* **Set problem**:
Each line that includes the string "abordées" counts once; give the total and nothing else.

* **Dataset extract**:
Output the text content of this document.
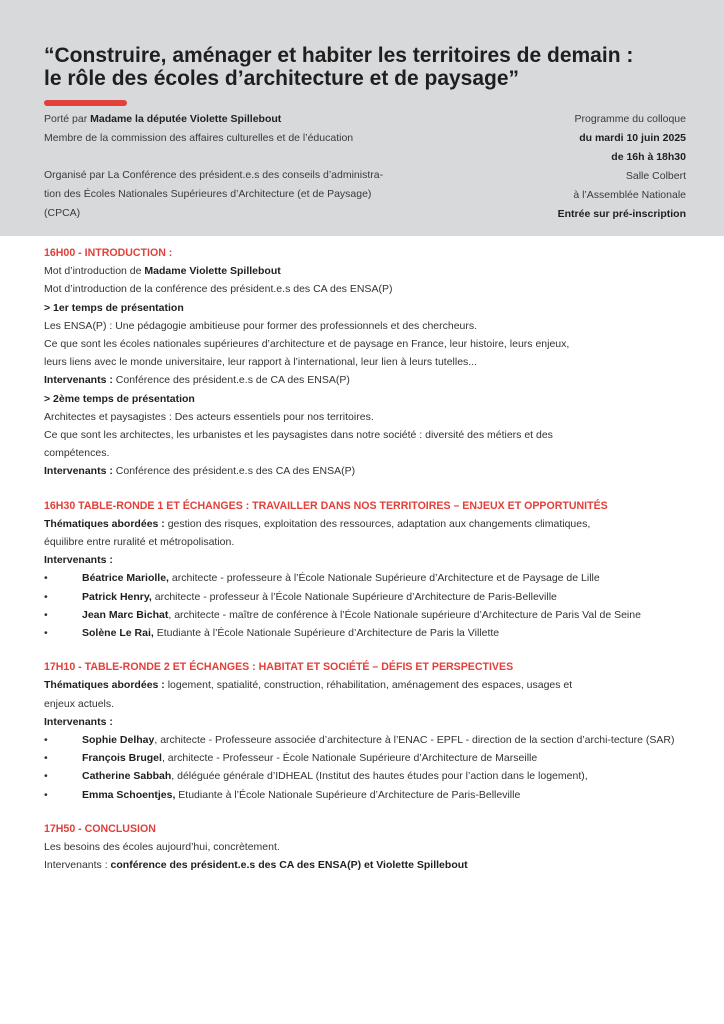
“Construire, aménager et habiter les territoires de demain :
le rôle des écoles d’architecture et de paysage”
Porté par Madame la députée Violette Spillebout
Membre de la commission des affaires culturelles et de l’éducation
Organisé par La Conférence des président.e.s des conseils d’administra-
tion des Écoles Nationales Supérieures d’Architecture (et de Paysage)
(CPCA)
Programme du colloque
du mardi 10 juin 2025
de 16h à 18h30
Salle Colbert
à l’Assemblée Nationale
Entrée sur pré-inscription
16H00 - INTRODUCTION :
Mot d’introduction de Madame Violette Spillebout
Mot d’introduction de la conférence des président.e.s des CA des ENSA(P)
> 1er temps de présentation
Les ENSA(P) : Une pédagogie ambitieuse pour former des professionnels et des chercheurs.
Ce que sont les écoles nationales supérieures d’architecture et de paysage en France, leur histoire, leurs enjeux,
leurs liens avec le monde universitaire, leur rapport à l’international, leur lien à leurs tutelles...
Intervenants : Conférence des président.e.s de CA des ENSA(P)
> 2ème temps de présentation
Architectes et paysagistes : Des acteurs essentiels pour nos territoires.
Ce que sont les architectes, les urbanistes et les paysagistes dans notre société : diversité des métiers et des
compétences.
Intervenants : Conférence des président.e.s des CA des ENSA(P)
16H30 TABLE-RONDE 1 ET ÉCHANGES : TRAVAILLER DANS NOS TERRITOIRES – ENJEUX ET OPPORTUNITÉS
Thématiques abordées : gestion des risques, exploitation des ressources, adaptation aux changements climatiques,
équilibre entre ruralité et métropolisation.
Intervenants :
•	Béatrice Mariolle, architecte - professeure à l’École Nationale Supérieure d’Architecture et de Paysage de Lille
•	Patrick Henry, architecte - professeur à l’École Nationale Supérieure d’Architecture de Paris-Belleville
•	Jean Marc Bichat, architecte - maître de conférence à l’École Nationale supérieure d’Architecture de Paris Val de Seine
•	Solène Le Rai, Etudiante à l’École Nationale Supérieure d’Architecture de Paris la Villette
17H10 - TABLE-RONDE 2 ET ÉCHANGES : HABITAT ET SOCIÉTÉ – DÉFIS ET PERSPECTIVES
Thématiques abordées : logement, spatialité, construction, réhabilitation, aménagement des espaces, usages et
enjeux actuels.
Intervenants :
•	Sophie Delhay, architecte - Professeure associée d’architecture à l’ENAC - EPFL - direction de la section d’archi-tecture (SAR)
•	François Brugel, architecte - Professeur - École Nationale Supérieure d’Architecture de Marseille
•	Catherine Sabbah, déléguée générale d’IDHEAL (Institut des hautes études pour l’action dans le logement),
•	Emma Schoentjes, Etudiante à l’École Nationale Supérieure d’Architecture de Paris-Belleville
17H50 - CONCLUSION
Les besoins des écoles aujourd’hui, concrètement.
Intervenants : conférence des président.e.s des CA des ENSA(P) et Violette Spillebout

* **Right answer**:
2